Aim of the task:
Write out the records below once more, exactly as they stand.

Provided material:
○ ○ ○ ○ ○

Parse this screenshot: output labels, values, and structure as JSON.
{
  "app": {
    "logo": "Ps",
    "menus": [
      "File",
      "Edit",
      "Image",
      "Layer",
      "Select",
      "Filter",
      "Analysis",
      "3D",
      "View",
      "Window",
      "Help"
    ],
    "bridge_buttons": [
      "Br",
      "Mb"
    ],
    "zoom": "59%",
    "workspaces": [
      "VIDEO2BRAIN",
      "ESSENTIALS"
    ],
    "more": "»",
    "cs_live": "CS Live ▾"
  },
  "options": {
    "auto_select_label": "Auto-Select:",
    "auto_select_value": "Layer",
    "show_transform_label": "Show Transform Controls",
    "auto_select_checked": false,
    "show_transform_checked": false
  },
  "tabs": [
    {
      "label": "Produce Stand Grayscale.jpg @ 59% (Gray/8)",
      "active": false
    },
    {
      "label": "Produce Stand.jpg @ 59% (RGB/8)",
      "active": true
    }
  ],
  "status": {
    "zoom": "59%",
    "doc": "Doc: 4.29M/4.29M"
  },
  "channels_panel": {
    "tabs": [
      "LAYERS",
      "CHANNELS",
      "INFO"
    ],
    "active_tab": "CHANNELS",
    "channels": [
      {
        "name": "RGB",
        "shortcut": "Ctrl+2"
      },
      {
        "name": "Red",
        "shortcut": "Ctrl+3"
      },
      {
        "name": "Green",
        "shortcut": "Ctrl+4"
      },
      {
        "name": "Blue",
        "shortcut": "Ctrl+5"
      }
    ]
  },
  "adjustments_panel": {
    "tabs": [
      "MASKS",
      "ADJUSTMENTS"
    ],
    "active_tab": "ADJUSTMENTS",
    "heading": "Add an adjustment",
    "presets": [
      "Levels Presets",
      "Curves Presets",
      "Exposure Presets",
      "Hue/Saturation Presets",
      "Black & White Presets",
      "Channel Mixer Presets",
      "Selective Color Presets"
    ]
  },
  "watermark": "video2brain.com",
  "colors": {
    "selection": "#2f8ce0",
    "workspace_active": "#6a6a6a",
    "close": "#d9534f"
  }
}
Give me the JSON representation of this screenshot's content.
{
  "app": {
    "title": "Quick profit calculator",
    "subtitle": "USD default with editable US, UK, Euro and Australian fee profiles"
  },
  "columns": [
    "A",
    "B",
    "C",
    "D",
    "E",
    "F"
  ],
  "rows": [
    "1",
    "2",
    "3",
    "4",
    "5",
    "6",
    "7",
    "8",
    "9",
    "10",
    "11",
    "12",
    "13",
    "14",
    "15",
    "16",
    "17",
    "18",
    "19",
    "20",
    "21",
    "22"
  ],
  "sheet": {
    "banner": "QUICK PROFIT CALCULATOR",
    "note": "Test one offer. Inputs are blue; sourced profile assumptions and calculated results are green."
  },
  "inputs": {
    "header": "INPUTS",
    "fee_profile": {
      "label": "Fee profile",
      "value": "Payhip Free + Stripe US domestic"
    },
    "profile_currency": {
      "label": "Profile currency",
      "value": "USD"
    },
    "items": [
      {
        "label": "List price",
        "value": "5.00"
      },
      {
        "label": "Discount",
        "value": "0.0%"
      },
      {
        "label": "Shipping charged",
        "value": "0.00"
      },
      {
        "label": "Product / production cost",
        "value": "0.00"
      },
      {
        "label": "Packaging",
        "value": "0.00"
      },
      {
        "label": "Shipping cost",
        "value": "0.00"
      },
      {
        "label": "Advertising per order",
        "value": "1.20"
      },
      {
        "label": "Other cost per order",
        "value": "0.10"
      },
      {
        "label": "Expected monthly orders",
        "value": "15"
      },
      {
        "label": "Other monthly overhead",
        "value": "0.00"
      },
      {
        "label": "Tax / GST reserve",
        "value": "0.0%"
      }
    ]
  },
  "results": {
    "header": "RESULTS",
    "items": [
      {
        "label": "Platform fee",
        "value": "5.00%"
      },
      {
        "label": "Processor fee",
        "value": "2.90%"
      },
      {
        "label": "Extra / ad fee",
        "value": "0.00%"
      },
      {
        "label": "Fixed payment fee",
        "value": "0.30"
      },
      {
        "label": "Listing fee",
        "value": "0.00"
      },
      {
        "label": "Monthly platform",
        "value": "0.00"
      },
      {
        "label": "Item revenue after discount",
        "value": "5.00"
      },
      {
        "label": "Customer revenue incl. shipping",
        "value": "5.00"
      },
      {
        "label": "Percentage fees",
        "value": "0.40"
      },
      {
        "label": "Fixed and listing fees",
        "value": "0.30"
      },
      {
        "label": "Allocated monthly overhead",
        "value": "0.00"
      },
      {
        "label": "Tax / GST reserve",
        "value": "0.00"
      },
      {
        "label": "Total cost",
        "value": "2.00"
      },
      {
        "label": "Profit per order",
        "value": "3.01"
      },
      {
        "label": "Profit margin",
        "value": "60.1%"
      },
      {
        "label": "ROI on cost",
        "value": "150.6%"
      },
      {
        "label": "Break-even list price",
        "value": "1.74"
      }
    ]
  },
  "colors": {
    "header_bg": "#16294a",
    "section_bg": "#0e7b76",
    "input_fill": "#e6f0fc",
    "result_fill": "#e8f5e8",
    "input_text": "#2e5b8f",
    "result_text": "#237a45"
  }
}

○ ○ ○ ○ ○

Result of the exercise:
Parse this screenshot: output labels, values, and structure as JSON.
{
  "app": {
    "logo": "Ps",
    "menus": [
      "File",
      "Edit",
      "Image",
      "Layer",
      "Select",
      "Filter",
      "Analysis",
      "3D",
      "View",
      "Window",
      "Help"
    ],
    "bridge_buttons": [
      "Br",
      "Mb"
    ],
    "zoom": "59%",
    "workspaces": [
      "VIDEO2BRAIN",
      "ESSENTIALS"
    ],
    "more": "»",
    "cs_live": "CS Live ▾"
  },
  "options": {
    "auto_select_label": "Auto-Select:",
    "auto_select_value": "Layer",
    "show_transform_label": "Show Transform Controls",
    "auto_select_checked": false,
    "show_transform_checked": false
  },
  "tabs": [
    {
      "label": "Produce Stand Grayscale.jpg @ 59% (Gray/8)",
      "active": false
    },
    {
      "label": "Produce Stand.jpg @ 59% (RGB/8)",
      "active": true
    }
  ],
  "status": {
    "zoom": "59%",
    "doc": "Doc: 4.29M/4.29M"
  },
  "channels_panel": {
    "tabs": [
      "LAYERS",
      "CHANNELS",
      "INFO"
    ],
    "active_tab": "CHANNELS",
    "channels": [
      {
        "name": "RGB",
        "shortcut": "Ctrl+2"
      },
      {
        "name": "Red",
        "shortcut": "Ctrl+3"
      },
      {
        "name": "Green",
        "shortcut": "Ctrl+4"
      },
      {
        "name": "Blue",
        "shortcut": "Ctrl+5"
      }
    ]
  },
  "adjustments_panel": {
    "tabs": [
      "MASKS",
      "ADJUSTMENTS"
    ],
    "active_tab": "ADJUSTMENTS",
    "heading": "Add an adjustment",
    "presets": [
      "Levels Presets",
      "Curves Presets",
      "Exposure Presets",
      "Hue/Saturation Presets",
      "Black & White Presets",
      "Channel Mixer Presets",
      "Selective Color Presets"
    ]
  },
  "watermark": "video2brain.com",
  "colors": {
    "selection": "#2f8ce0",
    "workspace_active": "#6a6a6a",
    "close": "#d9534f"
  }
}
Give me the JSON representation of this screenshot's content.
{
  "app": {
    "title": "Quick profit calculator",
    "subtitle": "USD default with editable US, UK, Euro and Australian fee profiles"
  },
  "columns": [
    "A",
    "B",
    "C",
    "D",
    "E",
    "F"
  ],
  "rows": [
    "1",
    "2",
    "3",
    "4",
    "5",
    "6",
    "7",
    "8",
    "9",
    "10",
    "11",
    "12",
    "13",
    "14",
    "15",
    "16",
    "17",
    "18",
    "19",
    "20",
    "21",
    "22"
  ],
  "sheet": {
    "banner": "QUICK PROFIT CALCULATOR",
    "note": "Test one offer. Inputs are blue; sourced profile assumptions and calculated results are green."
  },
  "inputs": {
    "header": "INPUTS",
    "fee_profile": {
      "label": "Fee profile",
      "value": "Payhip Free + Stripe US domestic"
    },
    "profile_currency": {
      "label": "Profile currency",
      "value": "USD"
    },
    "items": [
      {
        "label": "List price",
        "value": "5.00"
      },
      {
        "label": "Discount",
        "value": "0.0%"
      },
      {
        "label": "Shipping charged",
        "value": "0.00"
      },
      {
        "label": "Product / production cost",
        "value": "0.00"
      },
      {
        "label": "Packaging",
        "value": "0.00"
      },
      {
        "label": "Shipping cost",
        "value": "0.00"
      },
      {
        "label": "Advertising per order",
        "value": "1.20"
      },
      {
        "label": "Other cost per order",
        "value": "0.10"
      },
      {
        "label": "Expected monthly orders",
        "value": "15"
      },
      {
        "label": "Other monthly overhead",
        "value": "0.00"
      },
      {
        "label": "Tax / GST reserve",
        "value": "0.0%"
      }
    ]
  },
  "results": {
    "header": "RESULTS",
    "items": [
      {
        "label": "Platform fee",
        "value": "5.00%"
      },
      {
        "label": "Processor fee",
        "value": "2.90%"
      },
      {
        "label": "Extra / ad fee",
        "value": "0.00%"
      },
      {
        "label": "Fixed payment fee",
        "value": "0.30"
      },
      {
        "label": "Listing fee",
        "value": "0.00"
      },
      {
        "label": "Monthly platform",
        "value": "0.00"
      },
      {
        "label": "Item revenue after discount",
        "value": "5.00"
      },
      {
        "label": "Customer revenue incl. shipping",
        "value": "5.00"
      },
      {
        "label": "Percentage fees",
        "value": "0.40"
      },
      {
        "label": "Fixed and listing fees",
        "value": "0.30"
      },
      {
        "label": "Allocated monthly overhead",
        "value": "0.00"
      },
      {
        "label": "Tax / GST reserve",
        "value": "0.00"
      },
      {
        "label": "Total cost",
        "value": "2.00"
      },
      {
        "label": "Profit per order",
        "value": "3.01"
      },
      {
        "label": "Profit margin",
        "value": "60.1%"
      },
      {
        "label": "ROI on cost",
        "value": "150.6%"
      },
      {
        "label": "Break-even list price",
        "value": "1.74"
      }
    ]
  },
  "colors": {
    "header_bg": "#16294a",
    "section_bg": "#0e7b76",
    "input_fill": "#e6f0fc",
    "result_fill": "#e8f5e8",
    "input_text": "#2e5b8f",
    "result_text": "#237a45"
  }
}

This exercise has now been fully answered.